- **To be done**
Reproduce verbatim the stretch of the material from the line containing "progress-query-form: 外国人来华工作许可证受理进度 机构统一信用代码: 经办人电话: 业务编号: 查询" through the line containing "divider [113, 481, 114, 499]", including both of those lines.

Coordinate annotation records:
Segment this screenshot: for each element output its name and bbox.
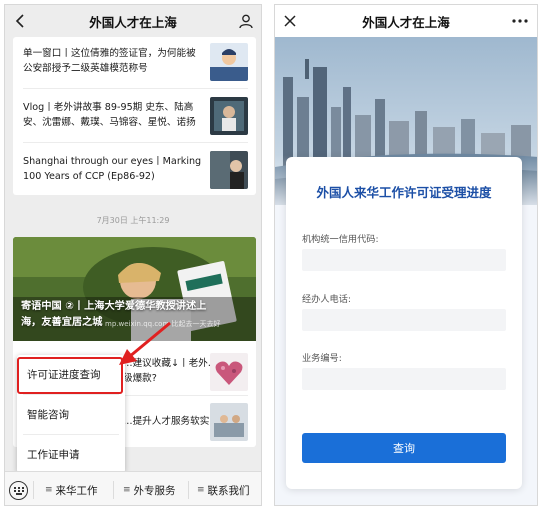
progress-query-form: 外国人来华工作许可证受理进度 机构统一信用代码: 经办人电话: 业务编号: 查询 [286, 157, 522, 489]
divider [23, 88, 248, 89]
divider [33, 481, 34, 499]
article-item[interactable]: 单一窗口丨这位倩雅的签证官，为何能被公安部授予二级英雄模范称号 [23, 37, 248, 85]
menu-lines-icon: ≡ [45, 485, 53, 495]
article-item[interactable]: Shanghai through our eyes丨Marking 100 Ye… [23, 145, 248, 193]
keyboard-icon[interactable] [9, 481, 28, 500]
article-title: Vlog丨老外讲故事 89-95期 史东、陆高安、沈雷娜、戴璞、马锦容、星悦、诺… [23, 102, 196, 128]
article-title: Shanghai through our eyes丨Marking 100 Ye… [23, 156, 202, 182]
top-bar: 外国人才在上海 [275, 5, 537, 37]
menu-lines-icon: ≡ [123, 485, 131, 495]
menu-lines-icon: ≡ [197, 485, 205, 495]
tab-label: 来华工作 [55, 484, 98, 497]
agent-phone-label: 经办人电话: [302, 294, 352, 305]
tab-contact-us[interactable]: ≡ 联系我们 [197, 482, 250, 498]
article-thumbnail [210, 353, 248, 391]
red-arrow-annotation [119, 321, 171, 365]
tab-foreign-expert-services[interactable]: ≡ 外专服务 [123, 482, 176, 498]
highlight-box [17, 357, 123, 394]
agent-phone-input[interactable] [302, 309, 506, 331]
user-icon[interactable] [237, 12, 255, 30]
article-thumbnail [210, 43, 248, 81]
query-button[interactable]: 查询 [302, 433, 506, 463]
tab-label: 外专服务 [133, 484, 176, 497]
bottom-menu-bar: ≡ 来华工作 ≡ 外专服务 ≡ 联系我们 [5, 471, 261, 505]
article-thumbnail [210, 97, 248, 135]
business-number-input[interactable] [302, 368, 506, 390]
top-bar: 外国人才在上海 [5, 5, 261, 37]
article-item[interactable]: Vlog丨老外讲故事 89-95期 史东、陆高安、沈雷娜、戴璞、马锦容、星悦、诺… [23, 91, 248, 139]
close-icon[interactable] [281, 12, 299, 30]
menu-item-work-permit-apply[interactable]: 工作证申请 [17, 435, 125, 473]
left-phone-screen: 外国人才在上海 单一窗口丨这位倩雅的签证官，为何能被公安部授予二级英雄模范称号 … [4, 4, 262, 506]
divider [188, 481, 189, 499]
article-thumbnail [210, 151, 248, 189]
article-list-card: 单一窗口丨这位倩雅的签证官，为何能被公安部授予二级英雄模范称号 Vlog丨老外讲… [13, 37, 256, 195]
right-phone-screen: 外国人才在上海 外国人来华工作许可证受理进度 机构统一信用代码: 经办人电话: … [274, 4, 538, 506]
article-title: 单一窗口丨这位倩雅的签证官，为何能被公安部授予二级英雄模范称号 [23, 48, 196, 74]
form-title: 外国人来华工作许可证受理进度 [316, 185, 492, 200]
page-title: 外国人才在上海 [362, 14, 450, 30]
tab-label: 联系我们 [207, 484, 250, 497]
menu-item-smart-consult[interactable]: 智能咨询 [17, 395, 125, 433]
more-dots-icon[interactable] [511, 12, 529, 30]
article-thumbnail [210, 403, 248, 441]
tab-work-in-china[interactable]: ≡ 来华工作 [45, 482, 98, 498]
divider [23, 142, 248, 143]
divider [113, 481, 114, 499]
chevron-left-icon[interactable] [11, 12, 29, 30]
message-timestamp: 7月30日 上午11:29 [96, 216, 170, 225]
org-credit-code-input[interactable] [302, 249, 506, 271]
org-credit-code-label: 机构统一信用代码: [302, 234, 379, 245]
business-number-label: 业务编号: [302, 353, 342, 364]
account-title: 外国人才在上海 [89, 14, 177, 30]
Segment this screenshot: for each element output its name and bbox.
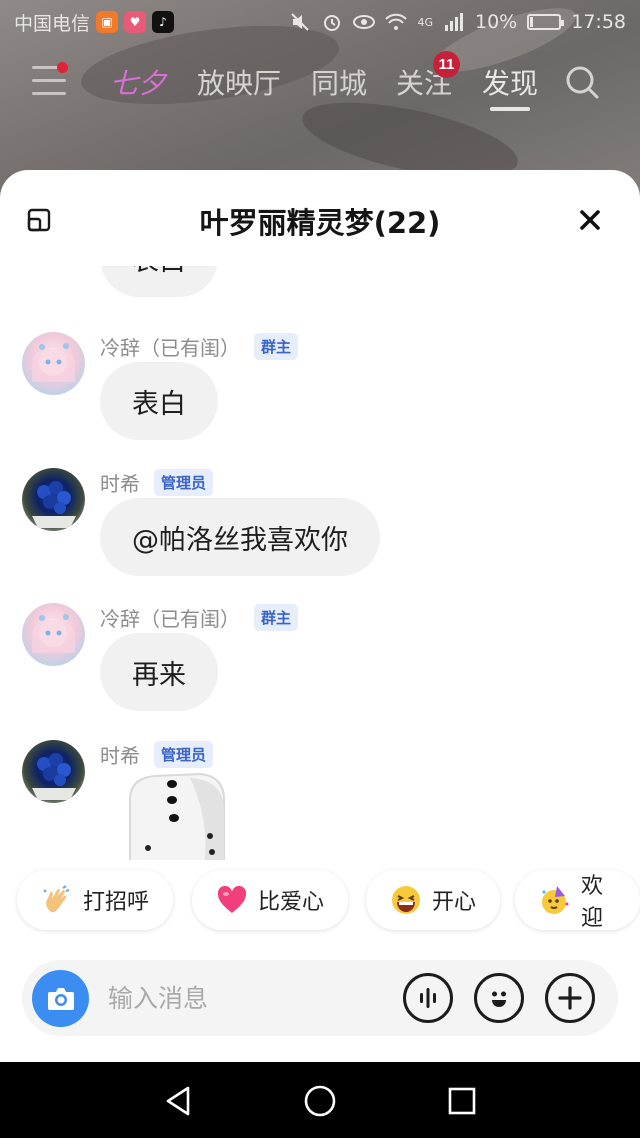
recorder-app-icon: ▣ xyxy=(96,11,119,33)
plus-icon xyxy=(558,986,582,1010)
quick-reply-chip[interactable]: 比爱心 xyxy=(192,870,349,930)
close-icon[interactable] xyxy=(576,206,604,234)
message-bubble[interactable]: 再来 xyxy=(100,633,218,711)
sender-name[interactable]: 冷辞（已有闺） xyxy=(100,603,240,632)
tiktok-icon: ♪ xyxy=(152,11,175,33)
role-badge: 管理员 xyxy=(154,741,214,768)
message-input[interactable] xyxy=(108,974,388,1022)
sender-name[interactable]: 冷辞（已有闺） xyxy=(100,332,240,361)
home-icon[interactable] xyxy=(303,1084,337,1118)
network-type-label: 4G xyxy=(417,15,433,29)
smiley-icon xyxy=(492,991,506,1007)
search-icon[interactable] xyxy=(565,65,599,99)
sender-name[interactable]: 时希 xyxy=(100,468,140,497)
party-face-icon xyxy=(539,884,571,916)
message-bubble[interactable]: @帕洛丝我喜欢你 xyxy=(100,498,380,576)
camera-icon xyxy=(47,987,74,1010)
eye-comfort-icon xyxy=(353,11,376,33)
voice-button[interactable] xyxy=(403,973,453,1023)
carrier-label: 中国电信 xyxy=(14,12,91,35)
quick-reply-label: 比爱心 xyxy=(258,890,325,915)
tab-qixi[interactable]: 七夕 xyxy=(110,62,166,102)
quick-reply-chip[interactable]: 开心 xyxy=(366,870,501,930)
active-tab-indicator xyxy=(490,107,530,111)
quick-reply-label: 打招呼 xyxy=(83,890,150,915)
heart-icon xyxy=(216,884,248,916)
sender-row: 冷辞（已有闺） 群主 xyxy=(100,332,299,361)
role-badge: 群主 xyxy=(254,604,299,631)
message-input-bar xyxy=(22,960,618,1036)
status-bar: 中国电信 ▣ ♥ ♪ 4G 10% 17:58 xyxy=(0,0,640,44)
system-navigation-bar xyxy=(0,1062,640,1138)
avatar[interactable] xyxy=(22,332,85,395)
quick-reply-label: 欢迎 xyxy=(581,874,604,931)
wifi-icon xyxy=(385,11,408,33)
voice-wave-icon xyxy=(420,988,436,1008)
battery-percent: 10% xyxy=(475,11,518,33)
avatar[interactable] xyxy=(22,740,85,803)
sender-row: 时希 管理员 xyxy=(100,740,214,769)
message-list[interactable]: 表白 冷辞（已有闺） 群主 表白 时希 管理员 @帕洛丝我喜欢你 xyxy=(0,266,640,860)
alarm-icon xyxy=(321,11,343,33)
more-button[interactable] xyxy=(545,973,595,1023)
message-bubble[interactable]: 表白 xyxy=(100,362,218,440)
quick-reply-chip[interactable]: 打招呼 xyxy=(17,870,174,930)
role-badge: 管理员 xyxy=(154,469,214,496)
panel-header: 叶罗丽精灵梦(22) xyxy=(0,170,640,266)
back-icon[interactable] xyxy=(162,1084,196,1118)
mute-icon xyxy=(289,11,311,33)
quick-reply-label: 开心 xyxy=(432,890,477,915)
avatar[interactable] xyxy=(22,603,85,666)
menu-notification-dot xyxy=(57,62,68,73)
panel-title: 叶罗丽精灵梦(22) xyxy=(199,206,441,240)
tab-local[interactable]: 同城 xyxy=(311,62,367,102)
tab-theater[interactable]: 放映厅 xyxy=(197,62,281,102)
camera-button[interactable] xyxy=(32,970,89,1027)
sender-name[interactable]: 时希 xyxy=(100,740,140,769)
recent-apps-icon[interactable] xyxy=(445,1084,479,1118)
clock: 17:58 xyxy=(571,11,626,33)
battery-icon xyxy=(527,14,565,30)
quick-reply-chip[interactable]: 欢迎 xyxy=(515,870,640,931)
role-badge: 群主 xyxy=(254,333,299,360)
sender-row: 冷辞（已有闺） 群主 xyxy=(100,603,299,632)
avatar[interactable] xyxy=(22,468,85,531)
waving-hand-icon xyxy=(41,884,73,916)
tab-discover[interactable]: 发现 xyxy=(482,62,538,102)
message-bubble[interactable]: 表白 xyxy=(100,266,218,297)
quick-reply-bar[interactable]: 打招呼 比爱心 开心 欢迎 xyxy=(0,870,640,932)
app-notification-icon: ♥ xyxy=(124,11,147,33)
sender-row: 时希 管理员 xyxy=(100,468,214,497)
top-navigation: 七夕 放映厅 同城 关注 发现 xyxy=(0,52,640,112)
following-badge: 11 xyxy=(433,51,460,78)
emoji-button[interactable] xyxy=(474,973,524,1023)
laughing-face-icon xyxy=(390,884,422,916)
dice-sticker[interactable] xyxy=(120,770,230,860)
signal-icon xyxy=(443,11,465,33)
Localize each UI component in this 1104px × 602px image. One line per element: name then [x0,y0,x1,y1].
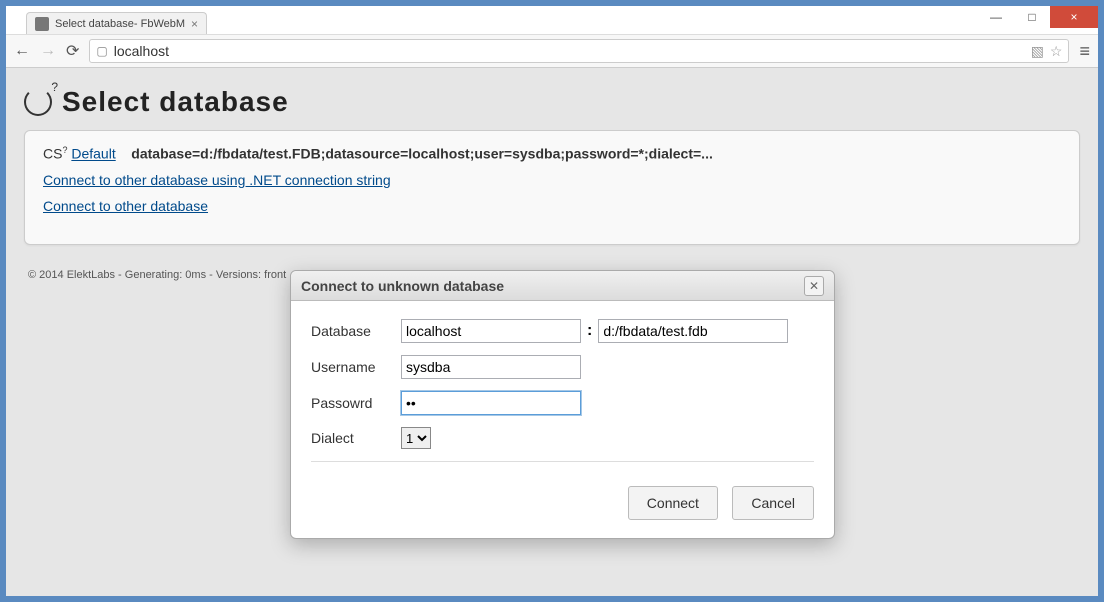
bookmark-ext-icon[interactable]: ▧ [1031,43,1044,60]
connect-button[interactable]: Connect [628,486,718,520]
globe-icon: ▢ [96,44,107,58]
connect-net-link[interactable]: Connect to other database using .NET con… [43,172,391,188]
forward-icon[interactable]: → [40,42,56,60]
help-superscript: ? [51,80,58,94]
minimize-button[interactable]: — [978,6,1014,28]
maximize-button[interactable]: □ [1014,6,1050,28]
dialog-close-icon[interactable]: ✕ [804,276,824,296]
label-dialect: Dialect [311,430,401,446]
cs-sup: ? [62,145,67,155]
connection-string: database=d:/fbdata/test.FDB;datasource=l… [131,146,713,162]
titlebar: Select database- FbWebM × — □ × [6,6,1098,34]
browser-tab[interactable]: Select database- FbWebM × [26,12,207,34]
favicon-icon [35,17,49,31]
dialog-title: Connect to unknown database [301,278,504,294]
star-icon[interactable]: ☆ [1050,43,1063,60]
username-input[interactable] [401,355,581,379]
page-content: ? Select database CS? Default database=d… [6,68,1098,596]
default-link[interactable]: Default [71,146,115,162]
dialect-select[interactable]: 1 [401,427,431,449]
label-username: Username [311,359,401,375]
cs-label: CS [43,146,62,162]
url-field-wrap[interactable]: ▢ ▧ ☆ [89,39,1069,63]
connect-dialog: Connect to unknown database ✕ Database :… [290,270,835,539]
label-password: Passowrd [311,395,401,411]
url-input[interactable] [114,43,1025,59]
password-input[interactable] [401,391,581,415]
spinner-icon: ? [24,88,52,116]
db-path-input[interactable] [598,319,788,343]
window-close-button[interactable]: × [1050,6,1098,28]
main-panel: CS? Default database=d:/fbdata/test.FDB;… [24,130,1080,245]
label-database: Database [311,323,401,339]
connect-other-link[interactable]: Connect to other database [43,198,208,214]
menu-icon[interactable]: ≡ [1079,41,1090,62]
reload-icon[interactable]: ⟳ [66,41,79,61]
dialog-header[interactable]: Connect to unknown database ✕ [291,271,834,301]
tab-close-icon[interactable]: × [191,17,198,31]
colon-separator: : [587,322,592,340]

- **Exercise output**
progress-query-form: 外国人来华工作许可证受理进度 机构统一信用代码: 经办人电话: 业务编号: 查询 [286, 157, 522, 489]
divider [23, 88, 248, 89]
divider [33, 481, 34, 499]
article-item[interactable]: 单一窗口丨这位倩雅的签证官，为何能被公安部授予二级英雄模范称号 [23, 37, 248, 85]
menu-lines-icon: ≡ [45, 485, 53, 495]
article-item[interactable]: Shanghai through our eyes丨Marking 100 Ye… [23, 145, 248, 193]
keyboard-icon[interactable] [9, 481, 28, 500]
article-title: Vlog丨老外讲故事 89-95期 史东、陆高安、沈雷娜、戴璞、马锦容、星悦、诺… [23, 102, 196, 128]
article-title: Shanghai through our eyes丨Marking 100 Ye… [23, 156, 202, 182]
top-bar: 外国人才在上海 [275, 5, 537, 37]
menu-lines-icon: ≡ [123, 485, 131, 495]
menu-lines-icon: ≡ [197, 485, 205, 495]
tab-label: 来华工作 [55, 484, 98, 497]
agent-phone-label: 经办人电话: [302, 294, 352, 305]
tab-contact-us[interactable]: ≡ 联系我们 [197, 482, 250, 498]
article-thumbnail [210, 353, 248, 391]
red-arrow-annotation [119, 321, 171, 365]
tab-foreign-expert-services[interactable]: ≡ 外专服务 [123, 482, 176, 498]
highlight-box [17, 357, 123, 394]
agent-phone-input[interactable] [302, 309, 506, 331]
user-icon[interactable] [237, 12, 255, 30]
article-thumbnail [210, 43, 248, 81]
query-button[interactable]: 查询 [302, 433, 506, 463]
tab-label: 外专服务 [133, 484, 176, 497]
bottom-menu-bar: ≡ 来华工作 ≡ 外专服务 ≡ 联系我们 [5, 471, 261, 505]
article-thumbnail [210, 97, 248, 135]
business-number-input[interactable] [302, 368, 506, 390]
top-bar: 外国人才在上海 [5, 5, 261, 37]
article-item[interactable]: Vlog丨老外讲故事 89-95期 史东、陆高安、沈雷娜、戴璞、马锦容、星悦、诺… [23, 91, 248, 139]
close-icon[interactable] [281, 12, 299, 30]
menu-item-work-permit-apply[interactable]: 工作证申请 [17, 435, 125, 473]
left-phone-screen: 外国人才在上海 单一窗口丨这位倩雅的签证官，为何能被公安部授予二级英雄模范称号 … [4, 4, 262, 506]
divider [188, 481, 189, 499]
article-thumbnail [210, 151, 248, 189]
article-list-card: 单一窗口丨这位倩雅的签证官，为何能被公安部授予二级英雄模范称号 Vlog丨老外讲… [13, 37, 256, 195]
right-phone-screen: 外国人才在上海 外国人来华工作许可证受理进度 机构统一信用代码: 经办人电话: … [274, 4, 538, 506]
article-title: 单一窗口丨这位倩雅的签证官，为何能被公安部授予二级英雄模范称号 [23, 48, 196, 74]
form-title: 外国人来华工作许可证受理进度 [316, 185, 492, 200]
page-title: 外国人才在上海 [362, 14, 450, 30]
tab-label: 联系我们 [207, 484, 250, 497]
menu-item-smart-consult[interactable]: 智能咨询 [17, 395, 125, 433]
more-dots-icon[interactable] [511, 12, 529, 30]
article-thumbnail [210, 403, 248, 441]
tab-work-in-china[interactable]: ≡ 来华工作 [45, 482, 98, 498]
divider [23, 142, 248, 143]
divider [113, 481, 114, 499]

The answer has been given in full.